Was sagt Stefano Tuchscherer im Interview mit den Jungen Piraten über den Namen der Partei?

Textauszug:
────────────────────

Interview mit den „Jungen Piraten“„Viele Leute denken, wir seien kiffende Nerds“
Rhein-Erft-Kreis – Die Jugendorganisation der Piraten im Rhein-Erft-Kreis ist noch ganz frisch. Im Interview haben uns die Mitglieder der Jungen Piraten erzählt, wofür sie im Kreis stehen und wieso sie mit Vorurteilen zu kämpfen haben.
Was hat Sie dazu bewegt, in eine Partei einzutreten, die sich nach Verbrechern benennt?
Stefano Tuchscherer: Ich würde sagen der Name fällt im Vergleich zu anderen politischen Parteien auf. Das bringt Leute dazu, sich mit uns zu befassen.

────────────────────

Vorliegende Daten:
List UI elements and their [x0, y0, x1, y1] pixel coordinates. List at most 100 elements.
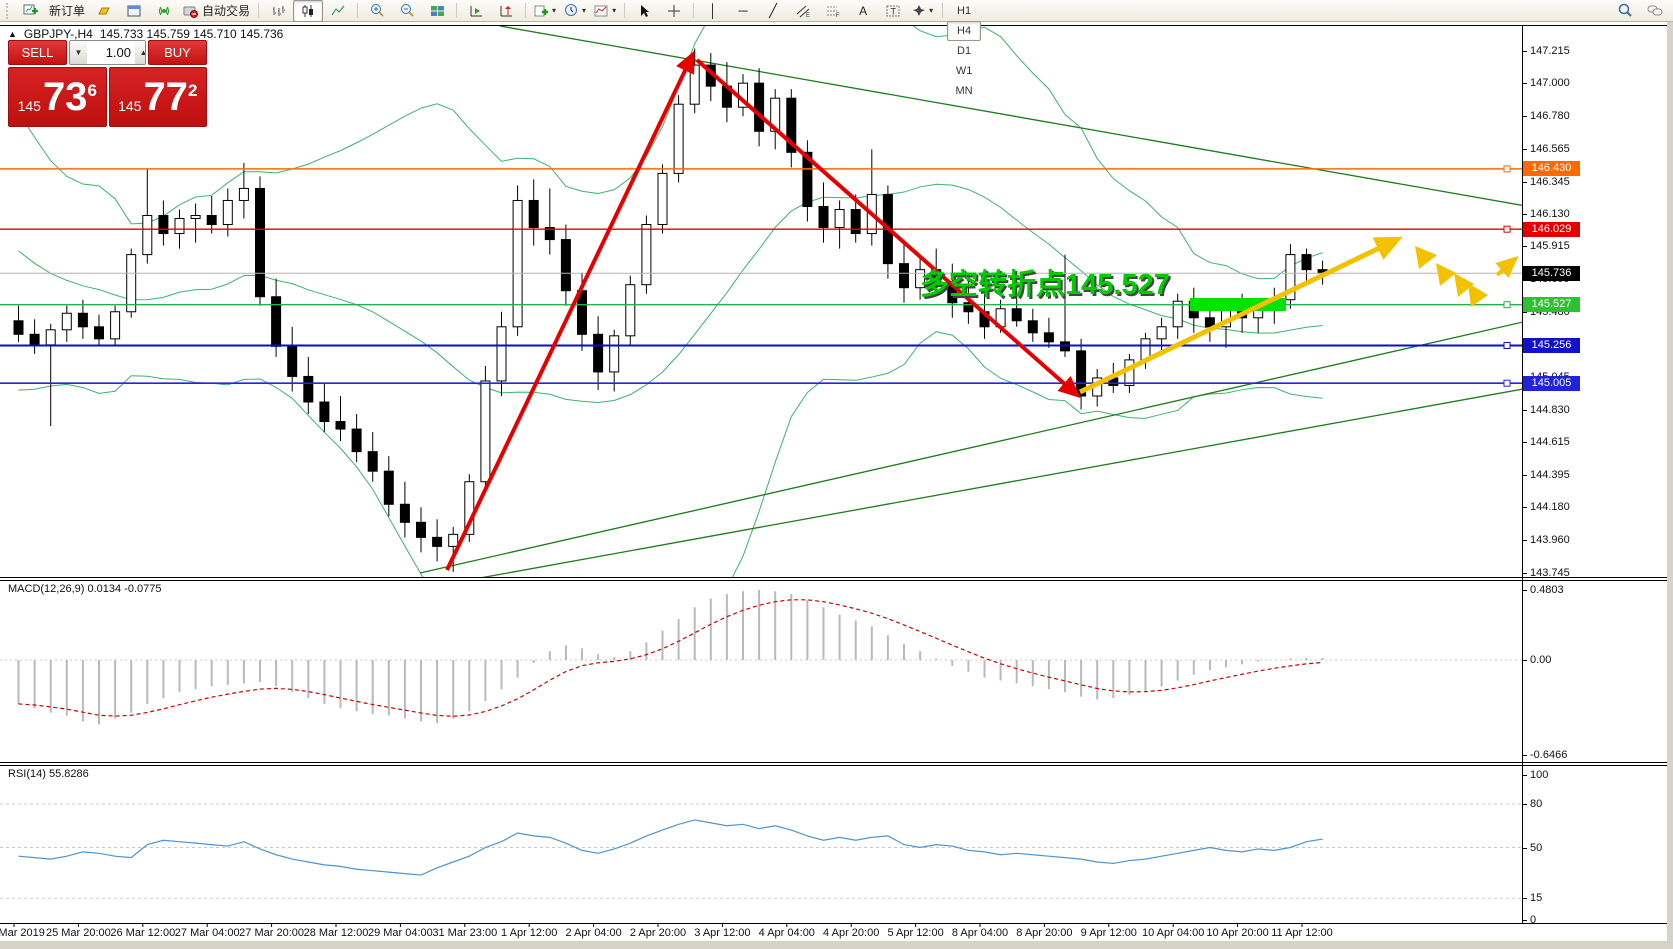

────────────────────

Antwort:
Der Name fällt im Vergleich zu anderen politischen Parteien auf und bringt Leute dazu, sich mit der Partei zu befassen.